◆ EXERCISE INSTRUCTIONS
Copy every entry exactly as given, minus the images.

-.-.-

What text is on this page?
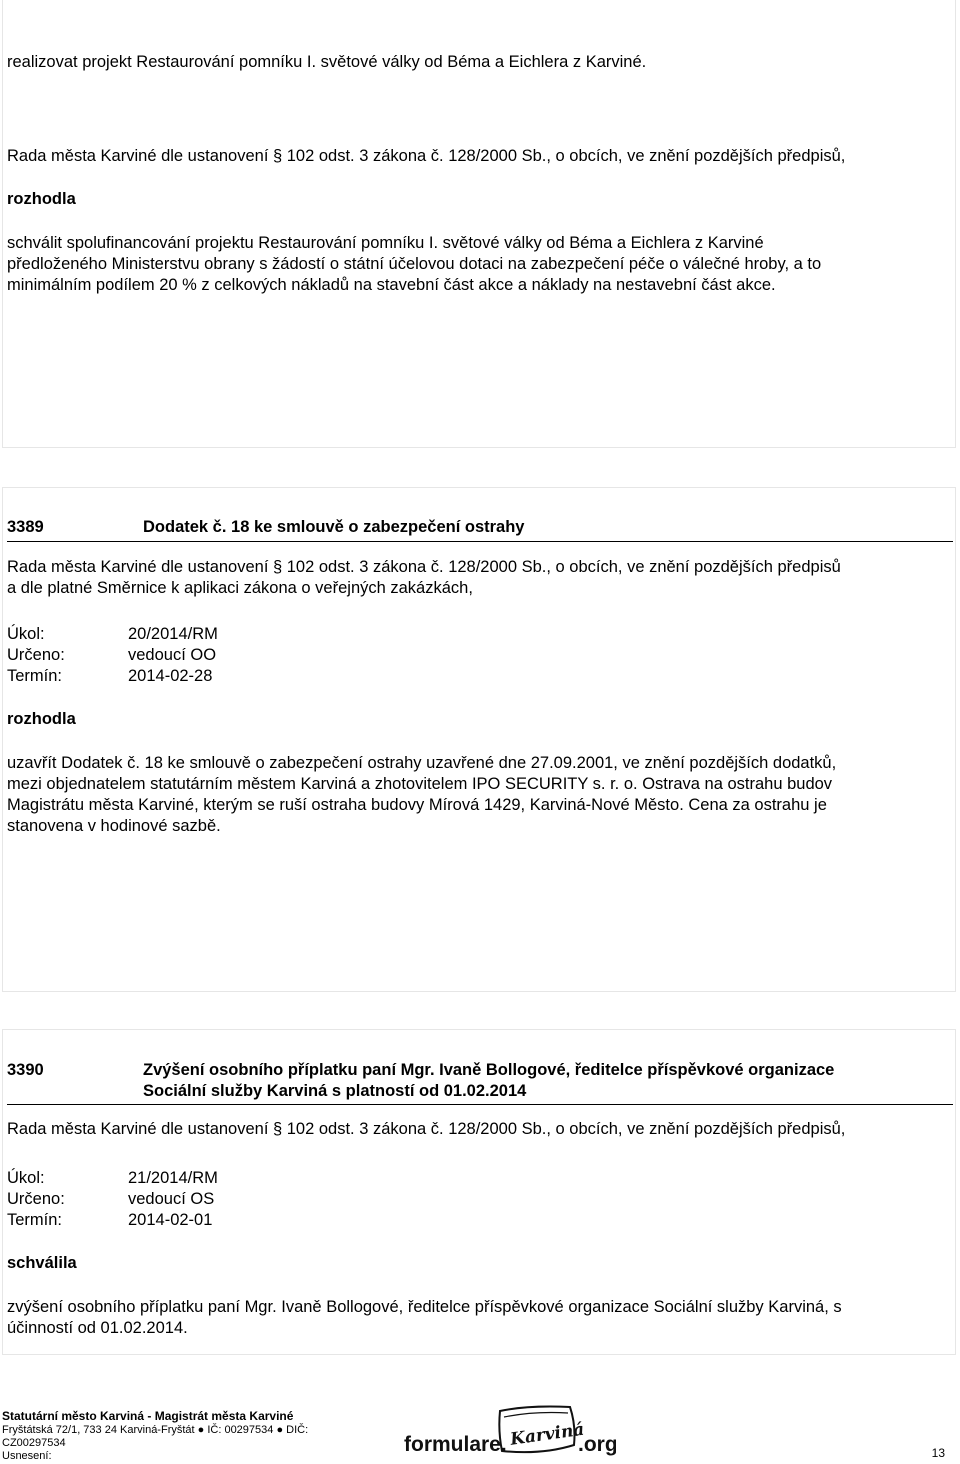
realizovat projekt Restaurování pomníku I. světové války od Béma a Eichlera z Karviné.

Rada města Karviné dle ustanovení § 102 odst. 3 zákona č. 128/2000 Sb., o obcích, ve znění pozdějších předpisů,

rozhodla

schválit spolufinancování projektu Restaurování pomníku I. světové války od Béma a Eichlera z Karviné

předloženého Ministerstvu obrany s žádostí o státní účelovou dotaci na zabezpečení péče o válečné hroby, a to

minimálním podílem 20 % z celkových nákladů na stavební část akce a náklady na nestavební část akce.

3389	Dodatek č. 18 ke smlouvě o zabezpečení ostrahy

Rada města Karviné dle ustanovení § 102 odst. 3 zákona č. 128/2000 Sb., o obcích, ve znění pozdějších předpisů

a dle platné Směrnice k aplikaci zákona o veřejných zakázkách,

Úkol:	20/2014/RM
Určeno:	vedoucí OO
Termín:	2014-02-28

rozhodla

uzavřít Dodatek č. 18 ke smlouvě o zabezpečení ostrahy uzavřené dne 27.09.2001, ve znění pozdějších dodatků,

mezi objednatelem statutárním městem Karviná a zhotovitelem IPO SECURITY s. r. o. Ostrava na ostrahu budov

Magistrátu města Karviné, kterým se ruší ostraha budovy Mírová 1429, Karviná-Nové Město. Cena za ostrahu je

stanovena v hodinové sazbě.

3390	Zvýšení osobního příplatku paní Mgr. Ivaně Bollogové, ředitelce příspěvkové organizace
Sociální služby Karviná s platností od 01.02.2014

Rada města Karviné dle ustanovení § 102 odst. 3 zákona č. 128/2000 Sb., o obcích, ve znění pozdějších předpisů,

Úkol:	21/2014/RM
Určeno:	vedoucí OS
Termín:	2014-02-01

schválila

zvýšení osobního příplatku paní Mgr. Ivaně Bollogové, ředitelce příspěvkové organizace Sociální služby Karviná, s

účinností od 01.02.2014.

Statutární město Karviná - Magistrát města Karviné
Fryštátská 72/1, 733 24 Karviná-Fryštát ● IČ: 00297534 ● DIČ:
CZ00297534
Usnesení:	formulare. Karviná
.org	13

-.-.-

◆ TASK SOLUTION
What text is on this page?
realizovat projekt Restaurování pomníku I. světové války od Béma a Eichlera z Karviné.

Rada města Karviné dle ustanovení § 102 odst. 3 zákona č. 128/2000 Sb., o obcích, ve znění pozdějších předpisů,

rozhodla

schválit spolufinancování projektu Restaurování pomníku I. světové války od Béma a Eichlera z Karviné

předloženého Ministerstvu obrany s žádostí o státní účelovou dotaci na zabezpečení péče o válečné hroby, a to

minimálním podílem 20 % z celkových nákladů na stavební část akce a náklady na nestavební část akce.

3389	Dodatek č. 18 ke smlouvě o zabezpečení ostrahy

Rada města Karviné dle ustanovení § 102 odst. 3 zákona č. 128/2000 Sb., o obcích, ve znění pozdějších předpisů

a dle platné Směrnice k aplikaci zákona o veřejných zakázkách,

Úkol:	20/2014/RM
Určeno:	vedoucí OO
Termín:	2014-02-28

rozhodla

uzavřít Dodatek č. 18 ke smlouvě o zabezpečení ostrahy uzavřené dne 27.09.2001, ve znění pozdějších dodatků,

mezi objednatelem statutárním městem Karviná a zhotovitelem IPO SECURITY s. r. o. Ostrava na ostrahu budov

Magistrátu města Karviné, kterým se ruší ostraha budovy Mírová 1429, Karviná-Nové Město. Cena za ostrahu je

stanovena v hodinové sazbě.

3390	Zvýšení osobního příplatku paní Mgr. Ivaně Bollogové, ředitelce příspěvkové organizace
Sociální služby Karviná s platností od 01.02.2014

Rada města Karviné dle ustanovení § 102 odst. 3 zákona č. 128/2000 Sb., o obcích, ve znění pozdějších předpisů,

Úkol:	21/2014/RM
Určeno:	vedoucí OS
Termín:	2014-02-01

schválila

zvýšení osobního příplatku paní Mgr. Ivaně Bollogové, ředitelce příspěvkové organizace Sociální služby Karviná, s

účinností od 01.02.2014.

Statutární město Karviná - Magistrát města Karviné
Fryštátská 72/1, 733 24 Karviná-Fryštát ● IČ: 00297534 ● DIČ:
CZ00297534
Usnesení:	formulare. Karviná
.org	13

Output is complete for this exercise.